## Problem to solve
Search the data for the word "Frequency" and copy every line that contains it.

— start of Records for processing —

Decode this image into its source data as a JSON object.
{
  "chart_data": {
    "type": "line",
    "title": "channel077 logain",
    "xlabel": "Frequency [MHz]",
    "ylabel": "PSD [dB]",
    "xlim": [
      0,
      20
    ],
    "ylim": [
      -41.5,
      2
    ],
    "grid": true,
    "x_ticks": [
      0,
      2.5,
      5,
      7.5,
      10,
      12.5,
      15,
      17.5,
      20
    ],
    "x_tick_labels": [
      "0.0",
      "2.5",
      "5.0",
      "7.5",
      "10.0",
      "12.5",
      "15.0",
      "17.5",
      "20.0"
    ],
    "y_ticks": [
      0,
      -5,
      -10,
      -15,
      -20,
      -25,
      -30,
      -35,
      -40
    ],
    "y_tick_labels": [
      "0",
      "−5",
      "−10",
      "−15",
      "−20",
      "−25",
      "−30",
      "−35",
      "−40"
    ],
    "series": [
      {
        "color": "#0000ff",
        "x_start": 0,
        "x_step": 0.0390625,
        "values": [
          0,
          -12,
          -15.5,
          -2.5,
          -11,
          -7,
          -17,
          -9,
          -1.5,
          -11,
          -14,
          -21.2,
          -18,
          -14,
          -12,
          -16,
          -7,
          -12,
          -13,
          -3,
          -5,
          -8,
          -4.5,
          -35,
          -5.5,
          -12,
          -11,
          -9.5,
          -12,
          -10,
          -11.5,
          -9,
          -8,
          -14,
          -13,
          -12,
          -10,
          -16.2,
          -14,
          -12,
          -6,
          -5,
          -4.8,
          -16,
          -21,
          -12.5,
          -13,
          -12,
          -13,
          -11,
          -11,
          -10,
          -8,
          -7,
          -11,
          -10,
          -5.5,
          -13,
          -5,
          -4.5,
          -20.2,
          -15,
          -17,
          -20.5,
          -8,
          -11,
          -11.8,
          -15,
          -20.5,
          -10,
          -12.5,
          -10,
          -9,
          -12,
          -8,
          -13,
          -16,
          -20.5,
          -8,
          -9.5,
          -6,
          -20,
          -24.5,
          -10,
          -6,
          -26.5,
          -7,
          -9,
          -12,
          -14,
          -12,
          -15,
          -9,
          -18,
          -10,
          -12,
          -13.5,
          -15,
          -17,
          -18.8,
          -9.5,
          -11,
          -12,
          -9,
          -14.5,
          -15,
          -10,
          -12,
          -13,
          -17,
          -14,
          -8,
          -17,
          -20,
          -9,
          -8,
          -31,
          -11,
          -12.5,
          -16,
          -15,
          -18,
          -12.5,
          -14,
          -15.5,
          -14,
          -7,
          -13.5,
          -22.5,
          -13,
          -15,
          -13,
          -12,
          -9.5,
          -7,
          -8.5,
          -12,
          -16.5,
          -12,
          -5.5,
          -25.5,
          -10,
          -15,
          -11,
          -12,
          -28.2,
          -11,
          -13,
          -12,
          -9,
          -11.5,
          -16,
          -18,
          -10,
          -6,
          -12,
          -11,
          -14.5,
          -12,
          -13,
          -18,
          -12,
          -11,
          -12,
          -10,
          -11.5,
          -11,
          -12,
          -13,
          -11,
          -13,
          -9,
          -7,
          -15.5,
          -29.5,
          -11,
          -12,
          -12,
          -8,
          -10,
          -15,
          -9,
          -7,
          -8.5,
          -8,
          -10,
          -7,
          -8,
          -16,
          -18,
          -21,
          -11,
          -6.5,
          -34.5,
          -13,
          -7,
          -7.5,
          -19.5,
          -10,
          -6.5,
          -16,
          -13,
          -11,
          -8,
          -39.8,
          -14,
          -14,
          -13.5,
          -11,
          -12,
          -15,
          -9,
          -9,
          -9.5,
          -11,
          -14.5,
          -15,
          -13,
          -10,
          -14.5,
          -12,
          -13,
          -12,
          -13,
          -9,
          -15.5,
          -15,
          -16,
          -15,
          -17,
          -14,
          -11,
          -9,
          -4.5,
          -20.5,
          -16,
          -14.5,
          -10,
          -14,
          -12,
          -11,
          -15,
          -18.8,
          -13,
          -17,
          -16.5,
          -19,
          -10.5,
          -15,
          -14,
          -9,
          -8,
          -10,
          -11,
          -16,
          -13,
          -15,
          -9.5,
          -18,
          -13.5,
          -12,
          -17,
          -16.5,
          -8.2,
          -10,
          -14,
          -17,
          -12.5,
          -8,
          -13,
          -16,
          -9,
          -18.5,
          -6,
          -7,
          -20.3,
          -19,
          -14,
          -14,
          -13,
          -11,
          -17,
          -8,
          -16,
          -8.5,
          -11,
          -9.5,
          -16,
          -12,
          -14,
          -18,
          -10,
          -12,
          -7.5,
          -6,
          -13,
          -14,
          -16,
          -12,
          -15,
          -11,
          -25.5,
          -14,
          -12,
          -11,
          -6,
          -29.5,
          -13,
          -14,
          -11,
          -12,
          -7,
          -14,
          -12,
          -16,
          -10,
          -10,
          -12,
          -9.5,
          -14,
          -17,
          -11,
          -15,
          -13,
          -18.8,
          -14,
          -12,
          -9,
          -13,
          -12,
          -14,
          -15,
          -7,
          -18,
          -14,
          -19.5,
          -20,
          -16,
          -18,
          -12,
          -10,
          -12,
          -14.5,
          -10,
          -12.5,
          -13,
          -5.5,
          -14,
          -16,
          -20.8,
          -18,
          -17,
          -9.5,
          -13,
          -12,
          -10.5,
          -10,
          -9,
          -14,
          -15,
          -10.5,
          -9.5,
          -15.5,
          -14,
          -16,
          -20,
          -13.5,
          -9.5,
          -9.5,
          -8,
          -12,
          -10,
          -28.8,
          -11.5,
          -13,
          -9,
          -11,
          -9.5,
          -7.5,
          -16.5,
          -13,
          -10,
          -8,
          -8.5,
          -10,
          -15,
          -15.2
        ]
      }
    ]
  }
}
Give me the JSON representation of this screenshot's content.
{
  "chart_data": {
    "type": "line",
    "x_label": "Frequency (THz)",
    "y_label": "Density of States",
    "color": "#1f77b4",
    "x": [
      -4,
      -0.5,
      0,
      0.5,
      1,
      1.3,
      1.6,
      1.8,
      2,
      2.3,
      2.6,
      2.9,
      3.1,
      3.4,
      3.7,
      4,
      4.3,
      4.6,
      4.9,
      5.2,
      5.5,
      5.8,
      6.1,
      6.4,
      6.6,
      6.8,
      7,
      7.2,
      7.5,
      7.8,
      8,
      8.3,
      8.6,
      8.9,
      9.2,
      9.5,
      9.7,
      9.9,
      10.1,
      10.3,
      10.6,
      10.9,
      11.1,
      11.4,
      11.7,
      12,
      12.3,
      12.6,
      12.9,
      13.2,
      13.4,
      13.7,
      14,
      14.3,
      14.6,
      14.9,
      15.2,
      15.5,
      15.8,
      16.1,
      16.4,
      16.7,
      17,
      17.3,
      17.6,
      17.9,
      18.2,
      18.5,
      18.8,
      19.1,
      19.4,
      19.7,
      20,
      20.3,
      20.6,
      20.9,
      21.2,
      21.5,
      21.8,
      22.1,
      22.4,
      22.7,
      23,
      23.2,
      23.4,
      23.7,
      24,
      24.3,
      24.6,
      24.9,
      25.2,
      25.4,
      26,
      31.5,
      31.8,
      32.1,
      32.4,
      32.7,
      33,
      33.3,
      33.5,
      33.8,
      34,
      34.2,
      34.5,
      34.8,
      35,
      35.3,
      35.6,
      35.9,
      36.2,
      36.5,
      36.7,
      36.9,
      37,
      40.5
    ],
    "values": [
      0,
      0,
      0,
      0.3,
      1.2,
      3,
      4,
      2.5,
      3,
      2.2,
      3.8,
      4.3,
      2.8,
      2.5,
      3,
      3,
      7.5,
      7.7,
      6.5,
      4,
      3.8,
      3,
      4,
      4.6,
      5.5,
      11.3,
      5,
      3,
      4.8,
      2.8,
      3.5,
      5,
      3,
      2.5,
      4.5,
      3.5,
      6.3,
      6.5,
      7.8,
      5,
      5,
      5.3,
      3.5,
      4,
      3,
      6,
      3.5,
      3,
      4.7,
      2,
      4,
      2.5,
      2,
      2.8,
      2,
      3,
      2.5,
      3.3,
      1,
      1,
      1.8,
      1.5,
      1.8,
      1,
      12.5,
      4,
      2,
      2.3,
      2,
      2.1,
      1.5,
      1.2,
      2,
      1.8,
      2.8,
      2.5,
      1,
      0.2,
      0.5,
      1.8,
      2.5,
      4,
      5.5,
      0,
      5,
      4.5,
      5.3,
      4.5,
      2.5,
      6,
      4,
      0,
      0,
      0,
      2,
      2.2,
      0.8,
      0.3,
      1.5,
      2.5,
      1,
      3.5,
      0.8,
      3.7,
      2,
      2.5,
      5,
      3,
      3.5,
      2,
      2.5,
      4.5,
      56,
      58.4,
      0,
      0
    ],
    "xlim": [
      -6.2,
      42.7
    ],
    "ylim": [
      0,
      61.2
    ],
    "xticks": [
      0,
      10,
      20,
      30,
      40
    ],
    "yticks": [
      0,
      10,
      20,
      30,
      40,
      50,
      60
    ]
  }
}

— end of Records for processing —

## Exercise output
    "xlabel": "Frequency [MHz]",
    "x_label": "Frequency (THz)",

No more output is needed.